## [OBJECTIVE]
Look below. Copy each line that has "label" in it.
[start of SUPPLIED INFORMATION]
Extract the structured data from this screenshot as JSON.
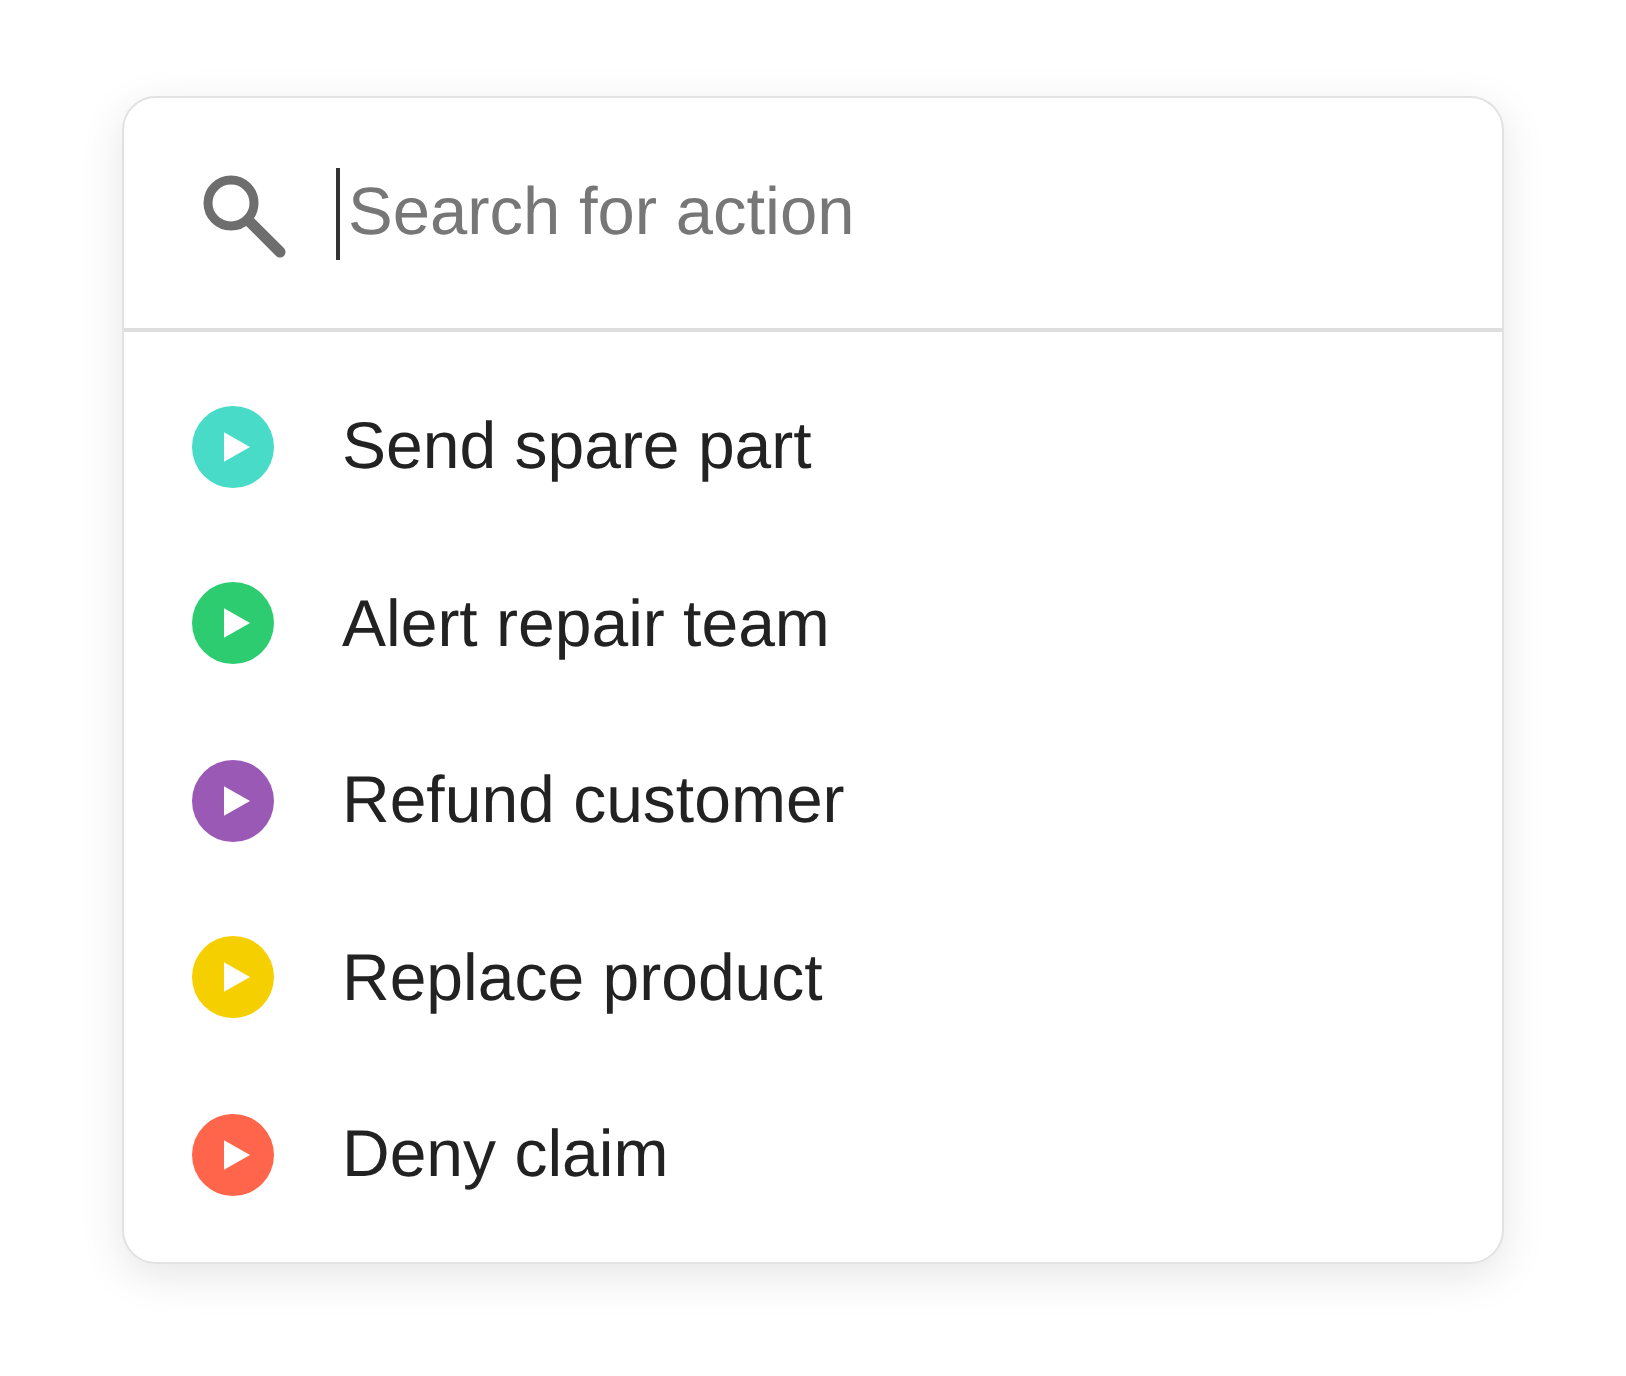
{
  "search": {
    "placeholder": "Search for action",
    "focused": true
  },
  "actions": [
    {
      "label": "Send spare part",
      "color": "#48dcc8"
    },
    {
      "label": "Alert repair team",
      "color": "#2ecc71"
    },
    {
      "label": "Refund customer",
      "color": "#9b59b6"
    },
    {
      "label": "Replace product",
      "color": "#f6cf00"
    },
    {
      "label": "Deny claim",
      "color": "#ff654a"
    }
  ]
}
[end of SUPPLIED INFORMATION]
## [ANSWER FOR THE TASK]
      "label": "Send spare part",
      "label": "Alert repair team",
      "label": "Refund customer",
      "label": "Replace product",
      "label": "Deny claim",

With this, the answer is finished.